SET EXERCISE
Below are entries. Pull out all lines containing "settings".

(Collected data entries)
((

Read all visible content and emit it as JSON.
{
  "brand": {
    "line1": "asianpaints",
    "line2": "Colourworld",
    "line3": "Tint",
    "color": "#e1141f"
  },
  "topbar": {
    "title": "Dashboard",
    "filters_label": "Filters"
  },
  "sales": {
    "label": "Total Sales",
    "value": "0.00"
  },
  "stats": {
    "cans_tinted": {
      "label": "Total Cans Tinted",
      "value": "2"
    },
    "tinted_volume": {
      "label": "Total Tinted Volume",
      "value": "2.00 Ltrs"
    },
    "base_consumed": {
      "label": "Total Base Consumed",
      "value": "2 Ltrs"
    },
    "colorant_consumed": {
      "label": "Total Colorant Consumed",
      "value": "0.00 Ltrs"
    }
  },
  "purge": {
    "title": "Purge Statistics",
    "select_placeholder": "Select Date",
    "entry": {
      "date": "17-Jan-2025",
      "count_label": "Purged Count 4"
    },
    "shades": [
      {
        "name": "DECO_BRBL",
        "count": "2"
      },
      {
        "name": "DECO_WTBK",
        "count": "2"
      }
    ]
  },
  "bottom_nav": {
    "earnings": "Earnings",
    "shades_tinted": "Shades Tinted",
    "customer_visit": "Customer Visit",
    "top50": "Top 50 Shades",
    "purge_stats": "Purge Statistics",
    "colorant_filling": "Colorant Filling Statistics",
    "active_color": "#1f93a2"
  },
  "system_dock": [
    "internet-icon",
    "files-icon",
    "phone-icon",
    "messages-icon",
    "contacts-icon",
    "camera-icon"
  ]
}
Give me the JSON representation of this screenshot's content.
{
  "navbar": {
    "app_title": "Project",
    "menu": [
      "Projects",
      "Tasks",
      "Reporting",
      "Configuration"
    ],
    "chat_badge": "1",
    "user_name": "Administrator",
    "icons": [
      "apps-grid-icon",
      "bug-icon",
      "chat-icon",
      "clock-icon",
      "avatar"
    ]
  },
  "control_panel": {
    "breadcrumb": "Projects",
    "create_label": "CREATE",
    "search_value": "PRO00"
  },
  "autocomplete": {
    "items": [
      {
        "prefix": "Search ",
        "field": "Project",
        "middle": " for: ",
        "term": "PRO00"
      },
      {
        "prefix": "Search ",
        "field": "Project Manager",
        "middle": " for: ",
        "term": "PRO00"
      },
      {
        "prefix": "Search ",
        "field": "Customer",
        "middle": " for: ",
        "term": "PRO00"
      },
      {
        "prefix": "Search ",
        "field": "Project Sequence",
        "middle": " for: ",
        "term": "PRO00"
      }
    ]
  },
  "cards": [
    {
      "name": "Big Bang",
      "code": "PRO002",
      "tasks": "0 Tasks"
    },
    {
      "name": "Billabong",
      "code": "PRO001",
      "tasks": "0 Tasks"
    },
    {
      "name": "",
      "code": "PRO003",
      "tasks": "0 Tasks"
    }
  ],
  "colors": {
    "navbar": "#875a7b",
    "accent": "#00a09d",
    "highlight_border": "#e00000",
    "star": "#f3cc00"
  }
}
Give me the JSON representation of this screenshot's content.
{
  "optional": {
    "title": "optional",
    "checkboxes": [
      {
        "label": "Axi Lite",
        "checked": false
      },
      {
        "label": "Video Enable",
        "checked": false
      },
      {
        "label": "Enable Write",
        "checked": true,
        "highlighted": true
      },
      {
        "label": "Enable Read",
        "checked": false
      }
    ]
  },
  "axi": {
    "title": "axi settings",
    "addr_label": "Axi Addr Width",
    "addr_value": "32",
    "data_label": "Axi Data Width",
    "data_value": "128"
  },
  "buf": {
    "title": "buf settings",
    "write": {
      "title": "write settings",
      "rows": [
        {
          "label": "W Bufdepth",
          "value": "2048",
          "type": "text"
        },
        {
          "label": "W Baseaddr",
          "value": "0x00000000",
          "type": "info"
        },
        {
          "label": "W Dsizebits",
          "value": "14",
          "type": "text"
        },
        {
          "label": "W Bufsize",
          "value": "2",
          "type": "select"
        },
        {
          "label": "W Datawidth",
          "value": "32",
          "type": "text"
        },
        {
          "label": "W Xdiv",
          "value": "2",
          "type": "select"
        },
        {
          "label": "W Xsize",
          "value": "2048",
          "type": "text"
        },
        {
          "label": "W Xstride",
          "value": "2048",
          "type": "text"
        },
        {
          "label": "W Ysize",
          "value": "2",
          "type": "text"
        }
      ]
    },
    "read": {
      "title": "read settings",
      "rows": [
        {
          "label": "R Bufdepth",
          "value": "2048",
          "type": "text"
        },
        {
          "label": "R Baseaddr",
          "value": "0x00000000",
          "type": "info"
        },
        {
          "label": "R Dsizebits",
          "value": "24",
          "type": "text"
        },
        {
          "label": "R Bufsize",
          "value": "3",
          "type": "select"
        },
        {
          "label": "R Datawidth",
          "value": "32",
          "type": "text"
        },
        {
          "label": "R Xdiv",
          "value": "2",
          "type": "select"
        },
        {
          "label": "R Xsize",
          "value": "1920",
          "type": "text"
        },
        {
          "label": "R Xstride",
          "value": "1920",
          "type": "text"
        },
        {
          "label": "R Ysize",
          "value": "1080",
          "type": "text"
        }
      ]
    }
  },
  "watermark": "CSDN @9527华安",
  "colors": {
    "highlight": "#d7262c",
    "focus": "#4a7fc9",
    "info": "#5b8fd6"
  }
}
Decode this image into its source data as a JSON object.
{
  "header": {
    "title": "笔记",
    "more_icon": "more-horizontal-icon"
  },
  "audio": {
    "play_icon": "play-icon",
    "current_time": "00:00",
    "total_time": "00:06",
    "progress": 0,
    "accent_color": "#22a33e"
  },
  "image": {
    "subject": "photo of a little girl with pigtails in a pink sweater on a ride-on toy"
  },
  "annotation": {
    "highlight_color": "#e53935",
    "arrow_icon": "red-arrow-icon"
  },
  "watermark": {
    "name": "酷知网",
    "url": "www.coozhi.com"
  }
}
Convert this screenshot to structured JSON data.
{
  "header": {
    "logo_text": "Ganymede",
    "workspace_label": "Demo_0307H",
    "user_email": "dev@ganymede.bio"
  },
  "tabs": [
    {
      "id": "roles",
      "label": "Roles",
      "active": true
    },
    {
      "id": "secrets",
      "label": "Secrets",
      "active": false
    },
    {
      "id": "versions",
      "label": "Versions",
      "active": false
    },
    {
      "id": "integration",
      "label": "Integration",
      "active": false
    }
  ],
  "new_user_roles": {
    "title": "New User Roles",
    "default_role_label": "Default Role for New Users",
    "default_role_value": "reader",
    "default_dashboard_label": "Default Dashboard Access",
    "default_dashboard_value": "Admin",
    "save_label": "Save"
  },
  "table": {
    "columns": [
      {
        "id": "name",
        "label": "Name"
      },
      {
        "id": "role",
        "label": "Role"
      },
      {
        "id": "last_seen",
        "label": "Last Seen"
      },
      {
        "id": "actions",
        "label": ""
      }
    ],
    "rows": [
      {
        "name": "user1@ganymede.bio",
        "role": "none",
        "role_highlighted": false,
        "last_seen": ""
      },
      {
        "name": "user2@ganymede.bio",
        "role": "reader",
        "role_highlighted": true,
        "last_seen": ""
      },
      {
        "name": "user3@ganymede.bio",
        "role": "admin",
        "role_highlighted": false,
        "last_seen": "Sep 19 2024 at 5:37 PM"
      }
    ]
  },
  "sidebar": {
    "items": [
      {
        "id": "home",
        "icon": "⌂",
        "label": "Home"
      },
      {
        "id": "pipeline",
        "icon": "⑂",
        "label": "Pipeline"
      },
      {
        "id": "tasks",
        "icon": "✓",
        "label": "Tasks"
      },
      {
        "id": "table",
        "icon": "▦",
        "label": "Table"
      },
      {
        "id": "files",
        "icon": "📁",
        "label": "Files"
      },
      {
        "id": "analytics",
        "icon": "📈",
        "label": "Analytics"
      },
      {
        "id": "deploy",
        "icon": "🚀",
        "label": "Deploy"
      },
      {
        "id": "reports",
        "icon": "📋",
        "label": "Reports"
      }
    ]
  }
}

))

WRITTEN ANSWER
    "title": "axi settings",
    "title": "buf settings",
      "title": "write settings",
      "title": "read settings",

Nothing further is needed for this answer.